> [演習課題]
- A) 鑑定方法に関する文書抜粋を一字一句そのまま引用せよ。
- B) データの行のうち、「column-left-bottom [159,1081,740,2056]」を含む行から「article-page [112,161,1414,2066]」を含む行まで（両端を含む）を、「article-page」を「article-spread」に置換して示せ。それ以外は変更せず、該当する行のみを出力すること。

> [文書抜粋]
<<<<

鑑定方法も多岐に及ぶ。基本的なものとして

  • 関連文書による鑑定
  • 作者別鑑定(同一作者の他物品と比較する方法)
  • 拡大鏡による視覚鑑定(絵画の場合なら筆のタッチなど)
  • 様式鑑定(ルネサンス時代ならルネサンス様式を守っているかどうか、など)
  • 用途鑑定(例えば、古代の本に手による汚れが付いていない事はありえない)
  • 技術鑑定(その時代にはない道具や素材を使われた痕がないかなど)[4]
  • 科学鑑定

などが挙げられる。このほか、物品によっては味見・嗅覚による鑑定などもある。

>>>>

レイアウト注釈レコード

<<<<

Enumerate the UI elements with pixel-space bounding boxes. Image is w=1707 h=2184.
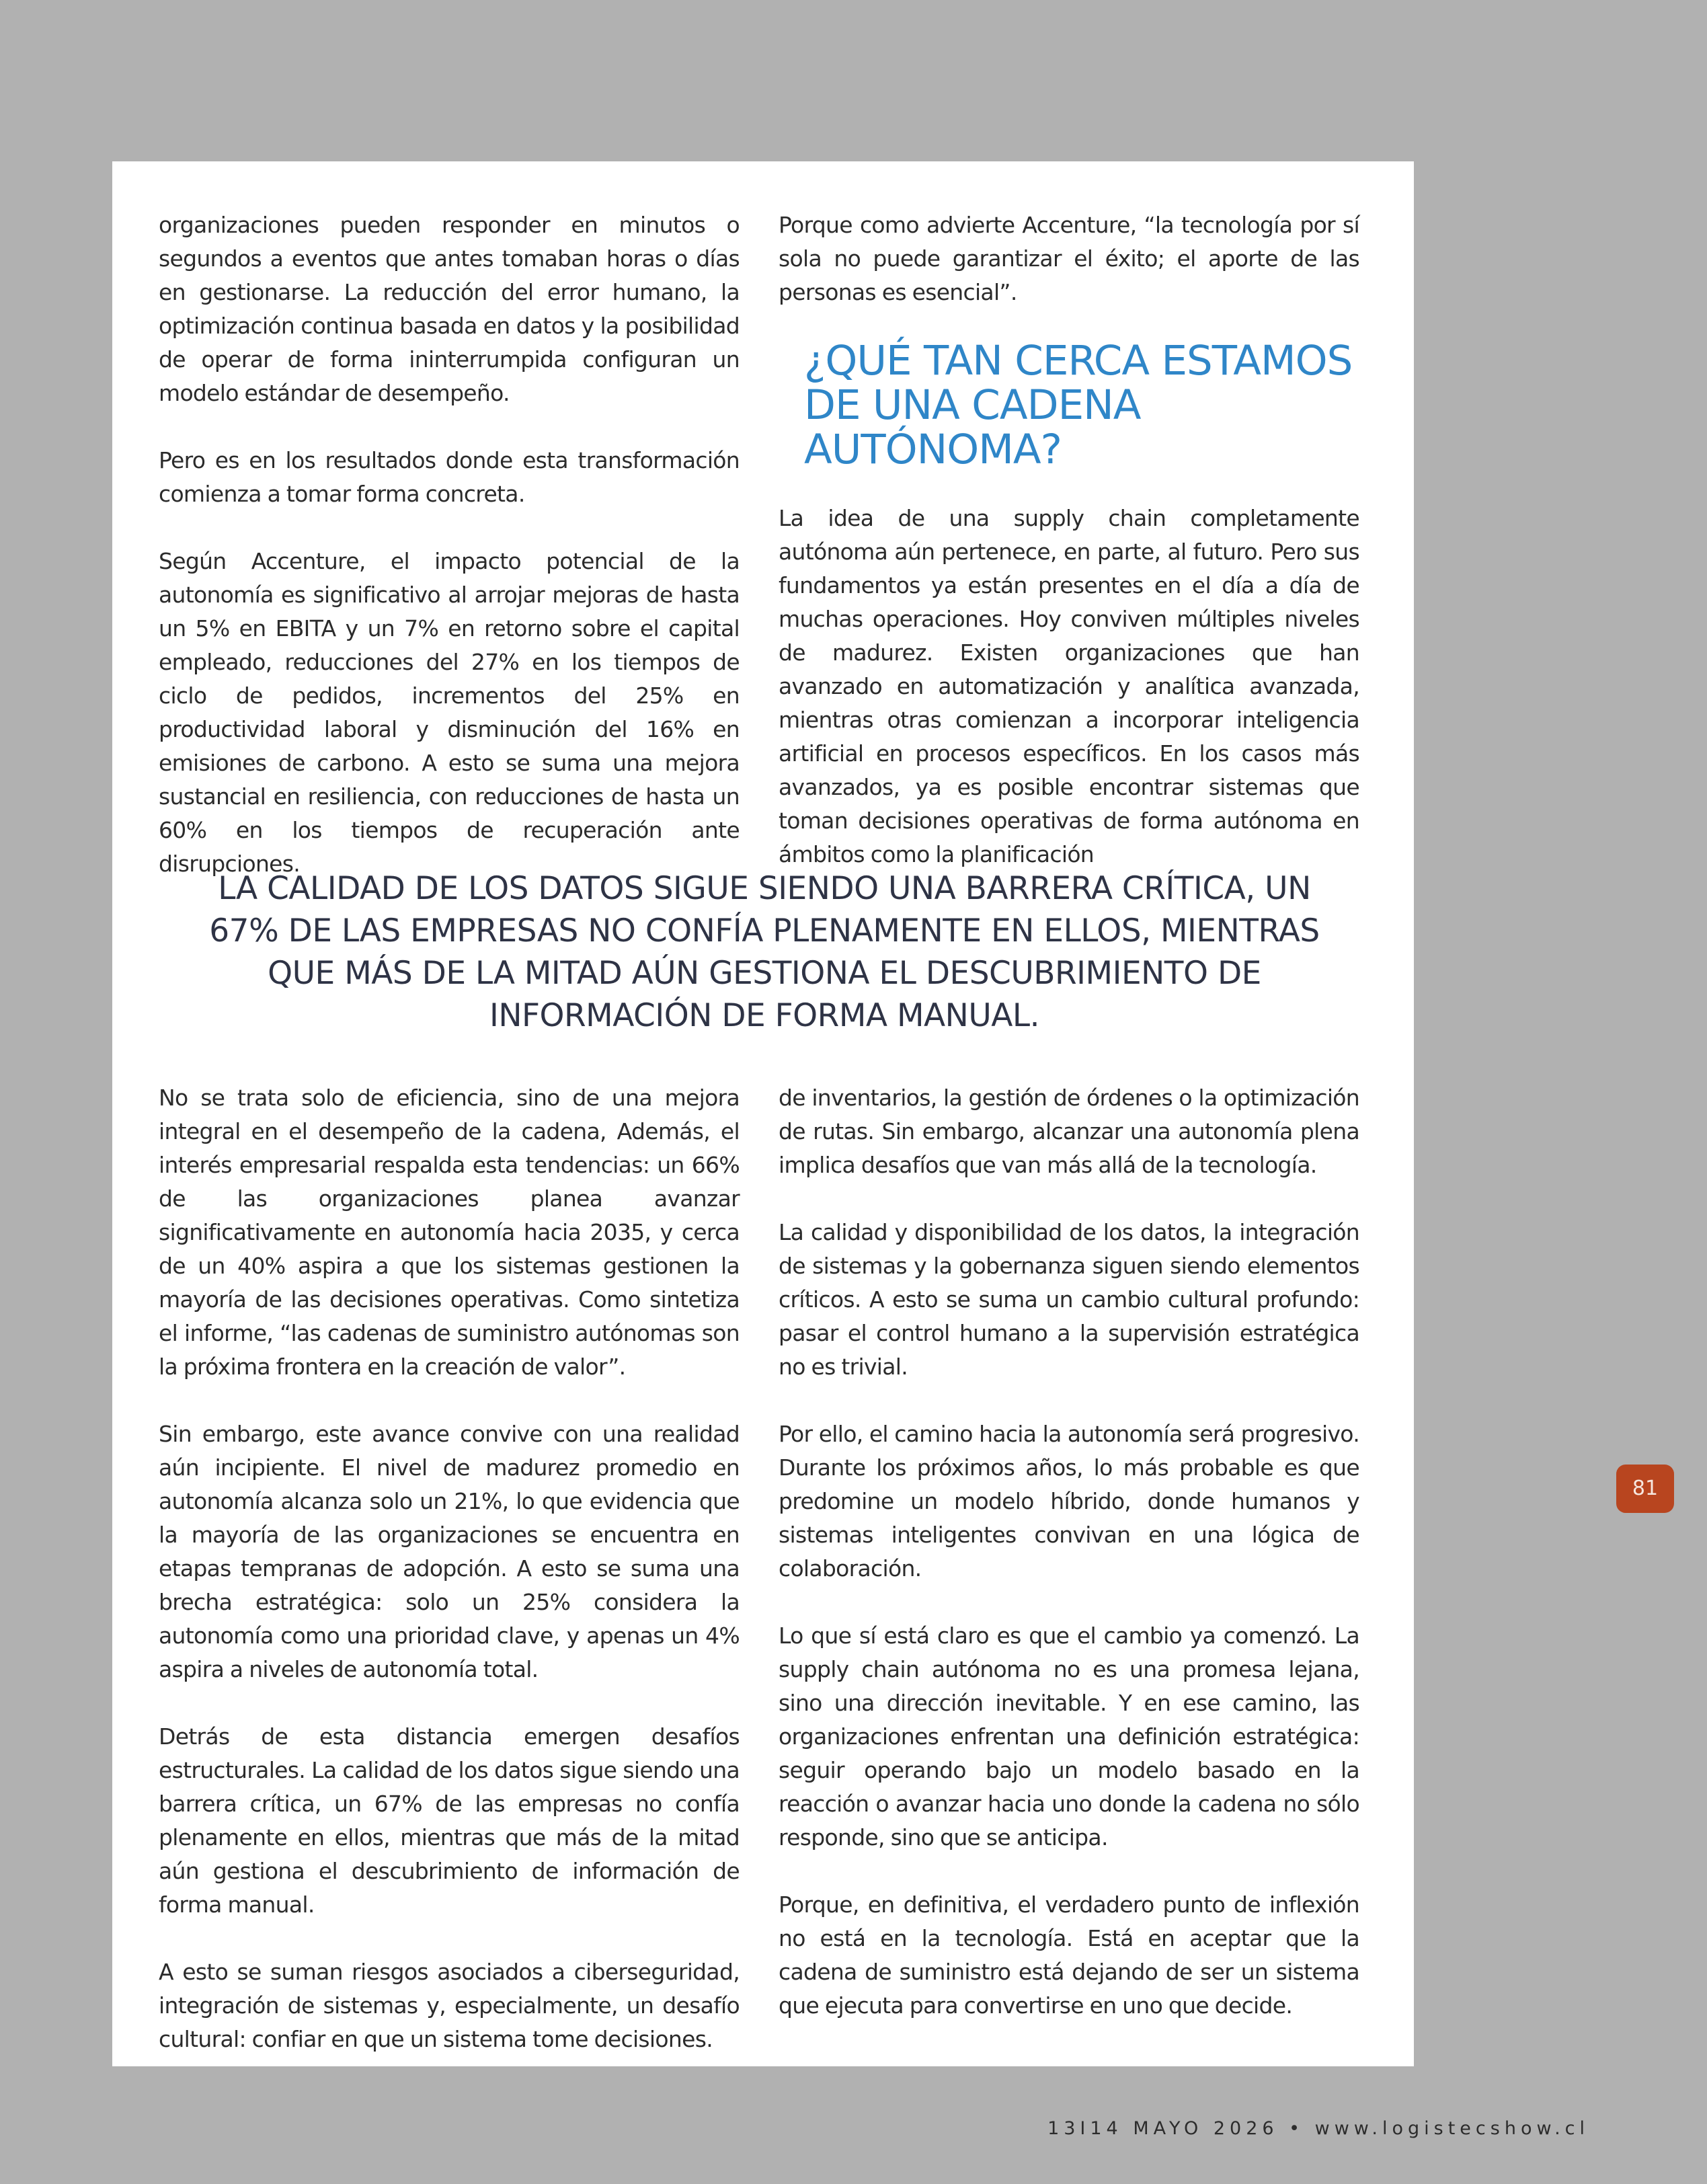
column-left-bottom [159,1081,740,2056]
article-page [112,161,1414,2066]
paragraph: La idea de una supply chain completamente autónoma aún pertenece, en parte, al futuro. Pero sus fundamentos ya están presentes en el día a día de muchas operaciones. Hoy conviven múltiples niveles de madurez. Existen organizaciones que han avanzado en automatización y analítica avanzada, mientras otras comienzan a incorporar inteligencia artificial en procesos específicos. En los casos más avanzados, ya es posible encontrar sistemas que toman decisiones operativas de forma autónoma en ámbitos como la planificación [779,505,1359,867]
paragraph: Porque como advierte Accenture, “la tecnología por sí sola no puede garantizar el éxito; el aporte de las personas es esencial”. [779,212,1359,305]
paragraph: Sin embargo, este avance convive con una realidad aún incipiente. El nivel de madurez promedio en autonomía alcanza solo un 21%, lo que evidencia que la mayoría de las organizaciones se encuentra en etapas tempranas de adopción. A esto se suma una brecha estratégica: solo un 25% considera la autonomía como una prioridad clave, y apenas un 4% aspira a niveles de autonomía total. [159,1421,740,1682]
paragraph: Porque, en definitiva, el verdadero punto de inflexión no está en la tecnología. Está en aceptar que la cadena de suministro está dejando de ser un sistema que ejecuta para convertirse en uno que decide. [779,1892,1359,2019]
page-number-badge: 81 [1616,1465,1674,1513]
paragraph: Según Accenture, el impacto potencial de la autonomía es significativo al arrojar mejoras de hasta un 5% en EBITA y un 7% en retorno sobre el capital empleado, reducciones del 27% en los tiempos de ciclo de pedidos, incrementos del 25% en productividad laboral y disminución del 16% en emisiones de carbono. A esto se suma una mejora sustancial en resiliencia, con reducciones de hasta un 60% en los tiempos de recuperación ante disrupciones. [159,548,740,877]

>>>>

> [解答一覧]
- A)
鑑定方法も多岐に及ぶ。基本的なものとして

  • 関連文書による鑑定
  • 作者別鑑定(同一作者の他物品と比較する方法)
  • 拡大鏡による視覚鑑定(絵画の場合なら筆のタッチなど)
  • 様式鑑定(ルネサンス時代ならルネサンス様式を守っているかどうか、など)
  • 用途鑑定(例えば、古代の本に手による汚れが付いていない事はありえない)
  • 技術鑑定(その時代にはない道具や素材を使われた痕がないかなど)[4]
  • 科学鑑定

などが挙げられる。このほか、物品によっては味見・嗅覚による鑑定などもある。

- B)
column-left-bottom [159,1081,740,2056]
article-spread [112,161,1414,2066]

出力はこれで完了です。